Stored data
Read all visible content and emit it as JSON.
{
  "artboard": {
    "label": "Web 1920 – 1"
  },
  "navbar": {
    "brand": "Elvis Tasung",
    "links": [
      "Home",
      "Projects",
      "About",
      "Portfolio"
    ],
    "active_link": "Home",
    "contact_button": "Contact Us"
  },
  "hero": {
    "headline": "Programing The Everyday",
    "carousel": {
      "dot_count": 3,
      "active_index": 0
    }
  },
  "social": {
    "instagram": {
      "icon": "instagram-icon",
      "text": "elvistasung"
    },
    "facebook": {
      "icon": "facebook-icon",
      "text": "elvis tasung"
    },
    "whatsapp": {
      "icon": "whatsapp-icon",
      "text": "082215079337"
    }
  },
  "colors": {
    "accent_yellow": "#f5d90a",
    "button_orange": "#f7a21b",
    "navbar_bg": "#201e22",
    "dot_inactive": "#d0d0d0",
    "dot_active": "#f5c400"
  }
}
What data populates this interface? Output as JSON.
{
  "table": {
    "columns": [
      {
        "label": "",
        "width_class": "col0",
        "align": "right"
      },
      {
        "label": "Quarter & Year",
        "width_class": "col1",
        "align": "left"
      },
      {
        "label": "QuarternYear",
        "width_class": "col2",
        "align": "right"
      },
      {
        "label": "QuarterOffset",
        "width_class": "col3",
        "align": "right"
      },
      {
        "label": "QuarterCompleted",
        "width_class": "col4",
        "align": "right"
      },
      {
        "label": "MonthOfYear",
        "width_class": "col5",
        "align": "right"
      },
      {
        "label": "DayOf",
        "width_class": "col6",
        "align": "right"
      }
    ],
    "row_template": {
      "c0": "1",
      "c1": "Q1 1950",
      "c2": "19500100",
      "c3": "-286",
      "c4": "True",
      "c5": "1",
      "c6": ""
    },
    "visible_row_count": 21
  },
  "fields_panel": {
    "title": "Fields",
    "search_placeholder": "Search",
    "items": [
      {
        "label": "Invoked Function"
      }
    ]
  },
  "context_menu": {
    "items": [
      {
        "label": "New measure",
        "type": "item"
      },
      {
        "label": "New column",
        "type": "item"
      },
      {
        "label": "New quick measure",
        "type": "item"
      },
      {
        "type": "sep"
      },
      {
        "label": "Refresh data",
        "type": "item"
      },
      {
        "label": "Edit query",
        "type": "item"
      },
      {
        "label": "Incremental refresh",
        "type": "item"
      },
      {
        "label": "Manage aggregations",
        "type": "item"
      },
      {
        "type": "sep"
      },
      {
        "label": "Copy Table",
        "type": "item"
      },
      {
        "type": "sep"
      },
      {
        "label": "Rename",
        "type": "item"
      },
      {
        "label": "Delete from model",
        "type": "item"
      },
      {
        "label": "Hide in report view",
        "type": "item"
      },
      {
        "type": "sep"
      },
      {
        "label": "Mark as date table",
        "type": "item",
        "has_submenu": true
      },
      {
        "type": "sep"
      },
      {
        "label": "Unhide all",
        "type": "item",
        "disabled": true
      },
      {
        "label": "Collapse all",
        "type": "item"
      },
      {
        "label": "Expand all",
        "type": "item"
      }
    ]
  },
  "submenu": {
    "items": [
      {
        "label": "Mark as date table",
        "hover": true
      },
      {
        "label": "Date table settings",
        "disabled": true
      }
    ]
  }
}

• **What to produce**
Reproduce all of the material above word for word.

• **Worked answer**
Read all visible content and emit it as JSON.
{
  "artboard": {
    "label": "Web 1920 – 1"
  },
  "navbar": {
    "brand": "Elvis Tasung",
    "links": [
      "Home",
      "Projects",
      "About",
      "Portfolio"
    ],
    "active_link": "Home",
    "contact_button": "Contact Us"
  },
  "hero": {
    "headline": "Programing The Everyday",
    "carousel": {
      "dot_count": 3,
      "active_index": 0
    }
  },
  "social": {
    "instagram": {
      "icon": "instagram-icon",
      "text": "elvistasung"
    },
    "facebook": {
      "icon": "facebook-icon",
      "text": "elvis tasung"
    },
    "whatsapp": {
      "icon": "whatsapp-icon",
      "text": "082215079337"
    }
  },
  "colors": {
    "accent_yellow": "#f5d90a",
    "button_orange": "#f7a21b",
    "navbar_bg": "#201e22",
    "dot_inactive": "#d0d0d0",
    "dot_active": "#f5c400"
  }
}
What data populates this interface? Output as JSON.
{
  "table": {
    "columns": [
      {
        "label": "",
        "width_class": "col0",
        "align": "right"
      },
      {
        "label": "Quarter & Year",
        "width_class": "col1",
        "align": "left"
      },
      {
        "label": "QuarternYear",
        "width_class": "col2",
        "align": "right"
      },
      {
        "label": "QuarterOffset",
        "width_class": "col3",
        "align": "right"
      },
      {
        "label": "QuarterCompleted",
        "width_class": "col4",
        "align": "right"
      },
      {
        "label": "MonthOfYear",
        "width_class": "col5",
        "align": "right"
      },
      {
        "label": "DayOf",
        "width_class": "col6",
        "align": "right"
      }
    ],
    "row_template": {
      "c0": "1",
      "c1": "Q1 1950",
      "c2": "19500100",
      "c3": "-286",
      "c4": "True",
      "c5": "1",
      "c6": ""
    },
    "visible_row_count": 21
  },
  "fields_panel": {
    "title": "Fields",
    "search_placeholder": "Search",
    "items": [
      {
        "label": "Invoked Function"
      }
    ]
  },
  "context_menu": {
    "items": [
      {
        "label": "New measure",
        "type": "item"
      },
      {
        "label": "New column",
        "type": "item"
      },
      {
        "label": "New quick measure",
        "type": "item"
      },
      {
        "type": "sep"
      },
      {
        "label": "Refresh data",
        "type": "item"
      },
      {
        "label": "Edit query",
        "type": "item"
      },
      {
        "label": "Incremental refresh",
        "type": "item"
      },
      {
        "label": "Manage aggregations",
        "type": "item"
      },
      {
        "type": "sep"
      },
      {
        "label": "Copy Table",
        "type": "item"
      },
      {
        "type": "sep"
      },
      {
        "label": "Rename",
        "type": "item"
      },
      {
        "label": "Delete from model",
        "type": "item"
      },
      {
        "label": "Hide in report view",
        "type": "item"
      },
      {
        "type": "sep"
      },
      {
        "label": "Mark as date table",
        "type": "item",
        "has_submenu": true
      },
      {
        "type": "sep"
      },
      {
        "label": "Unhide all",
        "type": "item",
        "disabled": true
      },
      {
        "label": "Collapse all",
        "type": "item"
      },
      {
        "label": "Expand all",
        "type": "item"
      }
    ]
  },
  "submenu": {
    "items": [
      {
        "label": "Mark as date table",
        "hover": true
      },
      {
        "label": "Date table settings",
        "disabled": true
      }
    ]
  }
}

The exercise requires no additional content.